**WORK REQUIRED**
Every line below that mentions the word "Rechnungsname" should be copied out.
-- start --
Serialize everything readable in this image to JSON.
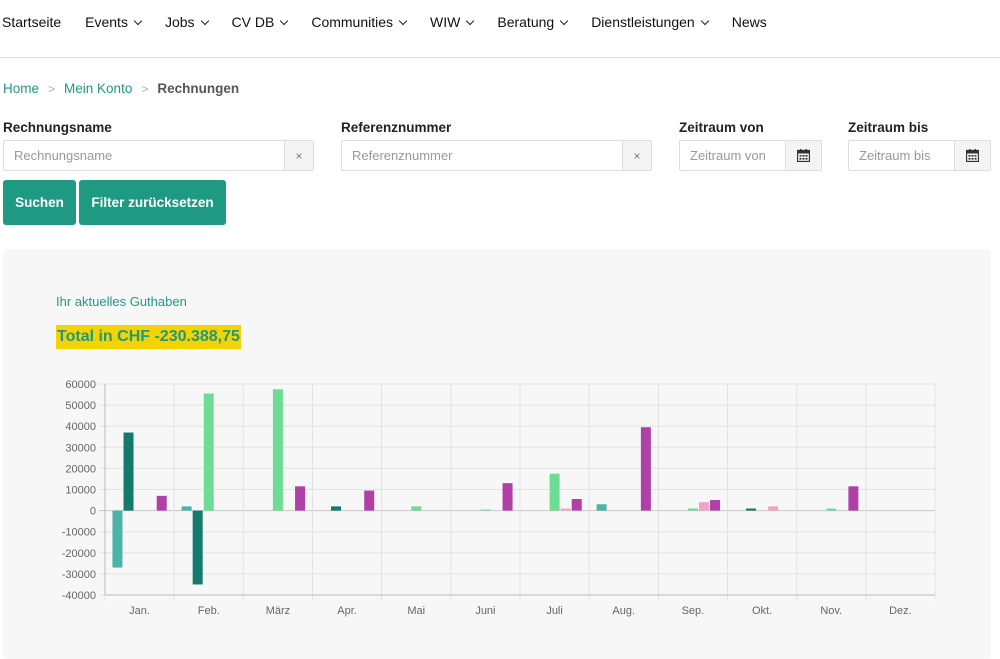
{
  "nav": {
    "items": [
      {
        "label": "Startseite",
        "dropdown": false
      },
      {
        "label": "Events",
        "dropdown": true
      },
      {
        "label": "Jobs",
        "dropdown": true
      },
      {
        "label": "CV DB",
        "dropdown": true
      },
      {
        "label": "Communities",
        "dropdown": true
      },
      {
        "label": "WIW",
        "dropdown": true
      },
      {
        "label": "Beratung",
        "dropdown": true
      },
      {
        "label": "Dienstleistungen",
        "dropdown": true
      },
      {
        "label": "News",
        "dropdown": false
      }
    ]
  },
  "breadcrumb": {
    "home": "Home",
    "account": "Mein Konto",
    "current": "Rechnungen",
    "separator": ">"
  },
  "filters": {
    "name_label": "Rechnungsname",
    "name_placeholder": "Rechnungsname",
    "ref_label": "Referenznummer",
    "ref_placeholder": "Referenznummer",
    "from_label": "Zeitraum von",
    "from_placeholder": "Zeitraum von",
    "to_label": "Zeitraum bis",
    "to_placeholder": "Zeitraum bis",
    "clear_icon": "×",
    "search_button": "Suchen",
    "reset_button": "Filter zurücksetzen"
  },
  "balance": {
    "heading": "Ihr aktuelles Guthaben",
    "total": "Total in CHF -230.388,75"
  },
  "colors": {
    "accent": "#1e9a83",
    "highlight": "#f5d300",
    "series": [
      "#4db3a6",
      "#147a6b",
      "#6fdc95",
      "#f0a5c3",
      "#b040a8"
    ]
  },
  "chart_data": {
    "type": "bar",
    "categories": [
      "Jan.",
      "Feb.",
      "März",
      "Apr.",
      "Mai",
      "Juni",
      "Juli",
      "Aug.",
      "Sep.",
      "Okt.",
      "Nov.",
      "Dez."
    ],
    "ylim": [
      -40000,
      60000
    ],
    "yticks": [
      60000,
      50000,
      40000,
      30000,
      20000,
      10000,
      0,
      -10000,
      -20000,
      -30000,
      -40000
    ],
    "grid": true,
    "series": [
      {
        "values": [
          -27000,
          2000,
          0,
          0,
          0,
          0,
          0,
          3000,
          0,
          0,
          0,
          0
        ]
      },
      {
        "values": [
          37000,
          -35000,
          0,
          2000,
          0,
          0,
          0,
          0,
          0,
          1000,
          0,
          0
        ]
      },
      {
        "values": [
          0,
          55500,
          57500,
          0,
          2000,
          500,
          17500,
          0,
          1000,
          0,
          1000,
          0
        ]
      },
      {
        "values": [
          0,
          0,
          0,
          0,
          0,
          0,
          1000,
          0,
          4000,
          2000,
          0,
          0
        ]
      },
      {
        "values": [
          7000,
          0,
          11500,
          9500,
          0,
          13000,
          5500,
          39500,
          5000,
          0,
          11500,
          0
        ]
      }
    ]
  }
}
-- end --
**WRITTEN SOLUTION**
    "name_label": "Rechnungsname",
    "name_placeholder": "Rechnungsname",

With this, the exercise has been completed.